Reproduce all of the data exactly, with no line skipped.

Start of Input records

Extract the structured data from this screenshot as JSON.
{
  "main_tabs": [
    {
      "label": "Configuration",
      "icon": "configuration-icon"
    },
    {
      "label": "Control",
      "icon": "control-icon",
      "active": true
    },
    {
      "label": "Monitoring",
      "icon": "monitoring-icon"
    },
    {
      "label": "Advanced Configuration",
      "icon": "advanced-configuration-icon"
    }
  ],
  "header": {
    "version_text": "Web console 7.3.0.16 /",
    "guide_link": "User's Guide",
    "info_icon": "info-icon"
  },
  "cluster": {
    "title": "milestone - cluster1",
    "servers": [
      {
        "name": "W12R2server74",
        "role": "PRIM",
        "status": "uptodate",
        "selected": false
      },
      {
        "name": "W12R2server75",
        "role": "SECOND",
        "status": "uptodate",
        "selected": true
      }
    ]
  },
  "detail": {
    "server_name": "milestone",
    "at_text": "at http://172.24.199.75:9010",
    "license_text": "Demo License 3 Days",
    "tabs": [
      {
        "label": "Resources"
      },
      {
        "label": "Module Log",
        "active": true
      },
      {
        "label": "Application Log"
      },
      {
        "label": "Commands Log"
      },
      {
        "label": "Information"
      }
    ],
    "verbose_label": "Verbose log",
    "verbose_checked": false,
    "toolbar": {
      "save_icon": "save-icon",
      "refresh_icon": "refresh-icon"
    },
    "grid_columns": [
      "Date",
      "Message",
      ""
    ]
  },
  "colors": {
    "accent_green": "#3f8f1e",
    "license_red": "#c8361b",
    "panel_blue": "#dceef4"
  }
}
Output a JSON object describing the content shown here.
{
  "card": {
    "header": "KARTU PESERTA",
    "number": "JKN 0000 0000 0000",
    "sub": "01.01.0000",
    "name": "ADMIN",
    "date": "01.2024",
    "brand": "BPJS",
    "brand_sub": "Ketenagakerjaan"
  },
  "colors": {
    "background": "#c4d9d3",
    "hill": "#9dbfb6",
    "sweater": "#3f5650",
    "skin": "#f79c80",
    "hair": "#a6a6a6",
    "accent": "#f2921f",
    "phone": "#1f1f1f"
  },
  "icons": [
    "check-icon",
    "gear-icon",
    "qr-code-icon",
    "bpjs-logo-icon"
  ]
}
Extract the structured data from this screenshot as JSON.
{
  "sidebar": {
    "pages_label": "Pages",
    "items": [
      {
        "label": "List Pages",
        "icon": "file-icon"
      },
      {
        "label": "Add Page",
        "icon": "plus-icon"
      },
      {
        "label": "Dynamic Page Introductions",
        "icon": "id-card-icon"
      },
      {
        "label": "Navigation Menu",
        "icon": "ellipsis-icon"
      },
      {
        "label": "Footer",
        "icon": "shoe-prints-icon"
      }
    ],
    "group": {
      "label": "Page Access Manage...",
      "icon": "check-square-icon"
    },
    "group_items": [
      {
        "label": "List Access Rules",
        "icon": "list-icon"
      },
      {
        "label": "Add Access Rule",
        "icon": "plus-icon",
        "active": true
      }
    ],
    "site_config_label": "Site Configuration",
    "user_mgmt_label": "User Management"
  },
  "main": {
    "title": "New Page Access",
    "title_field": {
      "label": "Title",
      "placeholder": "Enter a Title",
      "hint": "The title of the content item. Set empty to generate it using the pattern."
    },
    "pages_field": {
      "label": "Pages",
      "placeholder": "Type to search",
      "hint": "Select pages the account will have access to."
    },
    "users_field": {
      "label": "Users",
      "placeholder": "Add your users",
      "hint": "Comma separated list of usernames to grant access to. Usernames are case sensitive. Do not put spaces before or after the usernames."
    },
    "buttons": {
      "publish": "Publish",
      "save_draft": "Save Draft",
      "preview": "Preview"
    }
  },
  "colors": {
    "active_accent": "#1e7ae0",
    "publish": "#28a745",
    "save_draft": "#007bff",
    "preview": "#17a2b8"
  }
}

End of Input records

• [Exercise result]:
Extract the structured data from this screenshot as JSON.
{
  "main_tabs": [
    {
      "label": "Configuration",
      "icon": "configuration-icon"
    },
    {
      "label": "Control",
      "icon": "control-icon",
      "active": true
    },
    {
      "label": "Monitoring",
      "icon": "monitoring-icon"
    },
    {
      "label": "Advanced Configuration",
      "icon": "advanced-configuration-icon"
    }
  ],
  "header": {
    "version_text": "Web console 7.3.0.16 /",
    "guide_link": "User's Guide",
    "info_icon": "info-icon"
  },
  "cluster": {
    "title": "milestone - cluster1",
    "servers": [
      {
        "name": "W12R2server74",
        "role": "PRIM",
        "status": "uptodate",
        "selected": false
      },
      {
        "name": "W12R2server75",
        "role": "SECOND",
        "status": "uptodate",
        "selected": true
      }
    ]
  },
  "detail": {
    "server_name": "milestone",
    "at_text": "at http://172.24.199.75:9010",
    "license_text": "Demo License 3 Days",
    "tabs": [
      {
        "label": "Resources"
      },
      {
        "label": "Module Log",
        "active": true
      },
      {
        "label": "Application Log"
      },
      {
        "label": "Commands Log"
      },
      {
        "label": "Information"
      }
    ],
    "verbose_label": "Verbose log",
    "verbose_checked": false,
    "toolbar": {
      "save_icon": "save-icon",
      "refresh_icon": "refresh-icon"
    },
    "grid_columns": [
      "Date",
      "Message",
      ""
    ]
  },
  "colors": {
    "accent_green": "#3f8f1e",
    "license_red": "#c8361b",
    "panel_blue": "#dceef4"
  }
}
Output a JSON object describing the content shown here.
{
  "card": {
    "header": "KARTU PESERTA",
    "number": "JKN 0000 0000 0000",
    "sub": "01.01.0000",
    "name": "ADMIN",
    "date": "01.2024",
    "brand": "BPJS",
    "brand_sub": "Ketenagakerjaan"
  },
  "colors": {
    "background": "#c4d9d3",
    "hill": "#9dbfb6",
    "sweater": "#3f5650",
    "skin": "#f79c80",
    "hair": "#a6a6a6",
    "accent": "#f2921f",
    "phone": "#1f1f1f"
  },
  "icons": [
    "check-icon",
    "gear-icon",
    "qr-code-icon",
    "bpjs-logo-icon"
  ]
}
Extract the structured data from this screenshot as JSON.
{
  "sidebar": {
    "pages_label": "Pages",
    "items": [
      {
        "label": "List Pages",
        "icon": "file-icon"
      },
      {
        "label": "Add Page",
        "icon": "plus-icon"
      },
      {
        "label": "Dynamic Page Introductions",
        "icon": "id-card-icon"
      },
      {
        "label": "Navigation Menu",
        "icon": "ellipsis-icon"
      },
      {
        "label": "Footer",
        "icon": "shoe-prints-icon"
      }
    ],
    "group": {
      "label": "Page Access Manage...",
      "icon": "check-square-icon"
    },
    "group_items": [
      {
        "label": "List Access Rules",
        "icon": "list-icon"
      },
      {
        "label": "Add Access Rule",
        "icon": "plus-icon",
        "active": true
      }
    ],
    "site_config_label": "Site Configuration",
    "user_mgmt_label": "User Management"
  },
  "main": {
    "title": "New Page Access",
    "title_field": {
      "label": "Title",
      "placeholder": "Enter a Title",
      "hint": "The title of the content item. Set empty to generate it using the pattern."
    },
    "pages_field": {
      "label": "Pages",
      "placeholder": "Type to search",
      "hint": "Select pages the account will have access to."
    },
    "users_field": {
      "label": "Users",
      "placeholder": "Add your users",
      "hint": "Comma separated list of usernames to grant access to. Usernames are case sensitive. Do not put spaces before or after the usernames."
    },
    "buttons": {
      "publish": "Publish",
      "save_draft": "Save Draft",
      "preview": "Preview"
    }
  },
  "colors": {
    "active_accent": "#1e7ae0",
    "publish": "#28a745",
    "save_draft": "#007bff",
    "preview": "#17a2b8"
  }
}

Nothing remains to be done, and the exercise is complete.